> _Instructions to follow_
Look through the material and copy each line holding "Classify".

Lines of data:
>>
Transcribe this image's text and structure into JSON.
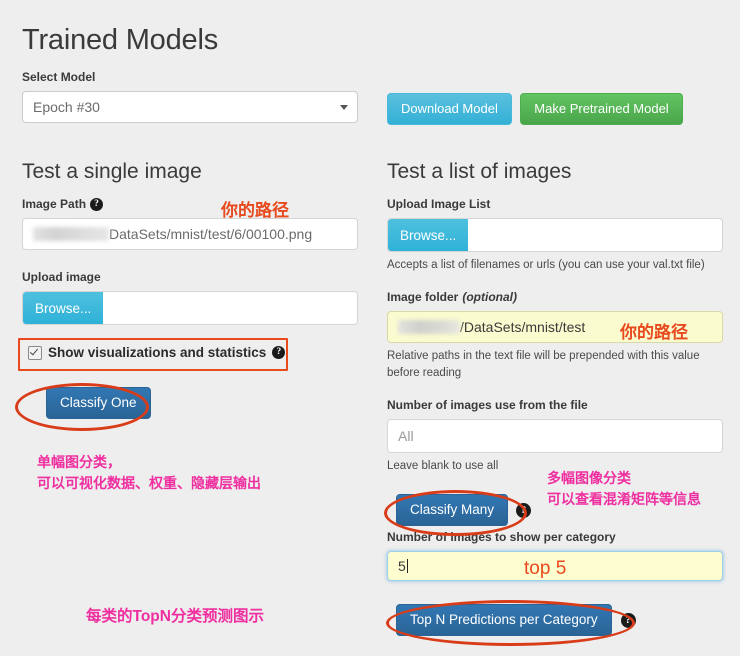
{
  "page": {
    "title": "Trained Models",
    "background_color": "#eeeeee"
  },
  "select_model": {
    "label": "Select Model",
    "value": "Epoch #30",
    "caret_icon": "chevron-down-icon"
  },
  "model_actions": {
    "download_label": "Download Model",
    "download_color": "#5bc0de",
    "pretrained_label": "Make Pretrained Model",
    "pretrained_color": "#5cb85c"
  },
  "single_image": {
    "heading": "Test a single image",
    "image_path_label": "Image Path",
    "image_path_help": "?",
    "image_path_value": "DataSets/mnist/test/6/00100.png",
    "upload_label": "Upload image",
    "browse_label": "Browse...",
    "browse_value": "",
    "show_viz_label": "Show visualizations and statistics",
    "show_viz_checked": true,
    "classify_one_label": "Classify One"
  },
  "image_list": {
    "heading": "Test a list of images",
    "upload_list_label": "Upload Image List",
    "browse_label": "Browse...",
    "browse_value": "",
    "upload_list_help": "Accepts a list of filenames or urls (you can use your val.txt file)",
    "image_folder_label": "Image folder",
    "image_folder_optional": "(optional)",
    "image_folder_value": "/DataSets/mnist/test",
    "image_folder_help": "Relative paths in the text file will be prepended with this value before reading",
    "num_images_label": "Number of images use from the file",
    "num_images_placeholder": "All",
    "num_images_help": "Leave blank to use all",
    "classify_many_label": "Classify Many",
    "num_per_category_label": "Number of images to show per category",
    "num_per_category_value": "5",
    "topn_button_label": "Top N Predictions per Category"
  },
  "annotations": {
    "path_cn_left": "你的路径",
    "path_cn_right": "你的路径",
    "single_note_line1": "单幅图分类，",
    "single_note_line2": "可以可视化数据、权重、隐藏层输出",
    "many_note_line1": "多幅图像分类",
    "many_note_line2": "可以查看混淆矩阵等信息",
    "top5_note": "top 5",
    "topn_note": "每类的TopN分类预测图示",
    "highlight_color": "#e8491d",
    "pink_color": "#ef2fa0"
  }
}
<<
> _In response_
    "classify_one_label": "Classify One"
    "classify_many_label": "Classify Many",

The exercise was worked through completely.